BEGIN Provided information
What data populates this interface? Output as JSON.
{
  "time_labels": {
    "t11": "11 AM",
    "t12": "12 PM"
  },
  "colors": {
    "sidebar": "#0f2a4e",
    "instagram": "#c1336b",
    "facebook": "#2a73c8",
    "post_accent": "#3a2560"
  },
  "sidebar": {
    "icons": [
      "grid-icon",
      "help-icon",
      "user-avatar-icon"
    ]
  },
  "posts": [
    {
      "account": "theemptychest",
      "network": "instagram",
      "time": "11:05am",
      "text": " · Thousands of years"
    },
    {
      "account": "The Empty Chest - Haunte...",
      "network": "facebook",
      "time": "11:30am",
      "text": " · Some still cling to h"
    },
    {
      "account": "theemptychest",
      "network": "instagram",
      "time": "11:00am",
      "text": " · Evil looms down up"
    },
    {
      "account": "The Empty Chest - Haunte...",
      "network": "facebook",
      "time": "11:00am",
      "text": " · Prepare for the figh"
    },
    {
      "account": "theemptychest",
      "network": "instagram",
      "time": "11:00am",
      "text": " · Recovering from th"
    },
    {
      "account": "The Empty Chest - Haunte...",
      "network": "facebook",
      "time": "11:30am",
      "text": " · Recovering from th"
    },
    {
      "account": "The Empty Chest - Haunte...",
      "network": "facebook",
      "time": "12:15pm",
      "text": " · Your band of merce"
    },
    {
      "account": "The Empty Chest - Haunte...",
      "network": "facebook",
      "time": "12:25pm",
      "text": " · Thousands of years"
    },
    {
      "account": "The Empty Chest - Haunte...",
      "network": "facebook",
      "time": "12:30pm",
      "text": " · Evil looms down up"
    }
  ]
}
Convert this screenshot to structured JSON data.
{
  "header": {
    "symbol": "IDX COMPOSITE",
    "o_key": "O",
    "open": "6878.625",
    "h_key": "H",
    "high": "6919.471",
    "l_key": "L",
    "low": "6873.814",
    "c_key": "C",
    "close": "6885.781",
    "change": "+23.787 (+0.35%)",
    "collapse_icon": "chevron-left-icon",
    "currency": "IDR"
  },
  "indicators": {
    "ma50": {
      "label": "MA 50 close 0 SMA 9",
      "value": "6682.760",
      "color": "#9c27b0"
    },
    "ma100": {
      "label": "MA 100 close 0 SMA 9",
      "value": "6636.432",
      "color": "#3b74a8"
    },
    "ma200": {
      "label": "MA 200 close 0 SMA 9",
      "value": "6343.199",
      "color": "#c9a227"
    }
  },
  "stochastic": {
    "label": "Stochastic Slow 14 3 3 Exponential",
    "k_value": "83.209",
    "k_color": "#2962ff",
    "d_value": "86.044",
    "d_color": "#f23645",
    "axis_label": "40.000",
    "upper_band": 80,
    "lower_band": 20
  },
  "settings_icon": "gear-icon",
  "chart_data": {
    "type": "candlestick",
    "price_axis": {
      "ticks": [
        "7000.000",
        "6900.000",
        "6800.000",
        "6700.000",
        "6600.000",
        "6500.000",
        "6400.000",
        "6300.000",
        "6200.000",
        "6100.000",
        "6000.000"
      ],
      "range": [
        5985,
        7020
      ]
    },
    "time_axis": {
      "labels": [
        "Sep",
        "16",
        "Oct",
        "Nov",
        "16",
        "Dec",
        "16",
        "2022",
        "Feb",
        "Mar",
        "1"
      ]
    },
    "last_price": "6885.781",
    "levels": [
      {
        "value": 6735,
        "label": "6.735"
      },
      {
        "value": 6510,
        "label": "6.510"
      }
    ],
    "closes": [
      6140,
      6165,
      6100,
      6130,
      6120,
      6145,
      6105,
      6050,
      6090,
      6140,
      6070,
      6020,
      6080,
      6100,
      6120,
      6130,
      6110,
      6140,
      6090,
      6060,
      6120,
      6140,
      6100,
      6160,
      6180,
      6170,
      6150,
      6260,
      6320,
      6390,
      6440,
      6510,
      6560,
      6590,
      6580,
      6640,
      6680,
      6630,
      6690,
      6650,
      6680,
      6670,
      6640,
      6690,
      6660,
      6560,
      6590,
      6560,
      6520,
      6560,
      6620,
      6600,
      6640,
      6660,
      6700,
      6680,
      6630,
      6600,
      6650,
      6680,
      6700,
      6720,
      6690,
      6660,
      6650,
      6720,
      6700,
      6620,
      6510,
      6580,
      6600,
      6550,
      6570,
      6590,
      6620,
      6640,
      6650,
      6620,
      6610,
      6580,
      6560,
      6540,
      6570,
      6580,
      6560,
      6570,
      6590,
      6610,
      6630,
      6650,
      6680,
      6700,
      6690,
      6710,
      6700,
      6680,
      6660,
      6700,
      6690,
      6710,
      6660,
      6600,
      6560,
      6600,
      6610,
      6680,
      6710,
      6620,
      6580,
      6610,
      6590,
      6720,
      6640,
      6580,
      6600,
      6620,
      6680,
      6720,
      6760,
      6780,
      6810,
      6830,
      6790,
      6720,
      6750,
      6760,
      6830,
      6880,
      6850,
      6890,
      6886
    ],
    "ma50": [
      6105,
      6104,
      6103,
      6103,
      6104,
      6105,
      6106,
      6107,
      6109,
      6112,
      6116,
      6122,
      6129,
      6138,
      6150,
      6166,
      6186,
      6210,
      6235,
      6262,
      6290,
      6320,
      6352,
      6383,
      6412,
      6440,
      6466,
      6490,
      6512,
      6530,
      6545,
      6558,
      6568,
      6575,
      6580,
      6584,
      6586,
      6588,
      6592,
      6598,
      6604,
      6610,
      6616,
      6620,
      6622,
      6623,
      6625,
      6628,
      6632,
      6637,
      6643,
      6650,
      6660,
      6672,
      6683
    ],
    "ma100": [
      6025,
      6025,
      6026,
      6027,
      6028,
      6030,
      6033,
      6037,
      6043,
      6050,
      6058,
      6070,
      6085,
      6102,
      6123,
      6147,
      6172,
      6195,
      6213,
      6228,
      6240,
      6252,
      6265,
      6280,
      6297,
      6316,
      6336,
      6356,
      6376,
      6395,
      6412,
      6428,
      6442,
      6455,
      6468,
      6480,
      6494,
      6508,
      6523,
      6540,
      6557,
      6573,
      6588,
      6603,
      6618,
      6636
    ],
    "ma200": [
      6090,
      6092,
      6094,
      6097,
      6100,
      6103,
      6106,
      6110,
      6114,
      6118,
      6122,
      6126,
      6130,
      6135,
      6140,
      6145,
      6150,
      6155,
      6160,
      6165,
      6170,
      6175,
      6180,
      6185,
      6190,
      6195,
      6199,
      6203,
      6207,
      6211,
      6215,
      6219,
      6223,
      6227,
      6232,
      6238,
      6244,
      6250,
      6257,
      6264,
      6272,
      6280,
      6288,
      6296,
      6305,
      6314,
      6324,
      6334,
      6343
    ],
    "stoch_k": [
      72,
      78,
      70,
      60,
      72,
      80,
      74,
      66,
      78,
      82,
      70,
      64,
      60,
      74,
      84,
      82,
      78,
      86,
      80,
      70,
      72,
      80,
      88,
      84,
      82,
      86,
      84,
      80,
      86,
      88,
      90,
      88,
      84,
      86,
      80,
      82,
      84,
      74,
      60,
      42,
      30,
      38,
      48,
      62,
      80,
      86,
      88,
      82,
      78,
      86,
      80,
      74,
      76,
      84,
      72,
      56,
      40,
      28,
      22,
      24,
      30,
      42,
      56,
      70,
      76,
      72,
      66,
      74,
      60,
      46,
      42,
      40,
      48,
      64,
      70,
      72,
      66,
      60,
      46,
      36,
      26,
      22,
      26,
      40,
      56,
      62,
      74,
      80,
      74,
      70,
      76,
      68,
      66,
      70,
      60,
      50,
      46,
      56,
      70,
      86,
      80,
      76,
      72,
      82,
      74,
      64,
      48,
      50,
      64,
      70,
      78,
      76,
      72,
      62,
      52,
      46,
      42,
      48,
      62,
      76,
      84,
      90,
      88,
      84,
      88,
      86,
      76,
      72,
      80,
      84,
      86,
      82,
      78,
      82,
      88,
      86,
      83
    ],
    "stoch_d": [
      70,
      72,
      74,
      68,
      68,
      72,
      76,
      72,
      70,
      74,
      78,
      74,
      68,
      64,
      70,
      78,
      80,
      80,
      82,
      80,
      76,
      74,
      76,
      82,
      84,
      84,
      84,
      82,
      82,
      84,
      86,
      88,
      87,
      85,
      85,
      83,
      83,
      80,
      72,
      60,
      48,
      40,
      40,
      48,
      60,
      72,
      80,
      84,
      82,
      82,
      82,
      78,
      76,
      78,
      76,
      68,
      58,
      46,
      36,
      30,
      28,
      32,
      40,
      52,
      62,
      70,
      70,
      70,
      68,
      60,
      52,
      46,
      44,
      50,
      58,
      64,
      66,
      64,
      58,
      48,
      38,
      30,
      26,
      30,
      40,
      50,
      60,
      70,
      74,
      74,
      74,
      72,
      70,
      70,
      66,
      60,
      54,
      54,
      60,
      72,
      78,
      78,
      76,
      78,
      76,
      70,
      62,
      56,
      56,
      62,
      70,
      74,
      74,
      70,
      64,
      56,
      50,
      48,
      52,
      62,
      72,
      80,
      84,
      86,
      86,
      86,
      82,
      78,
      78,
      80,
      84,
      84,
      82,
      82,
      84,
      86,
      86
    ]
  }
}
END Provided information
### Directive
Report the number of lines above that contain the word "JSON", and only that number.

### Finished exercise
2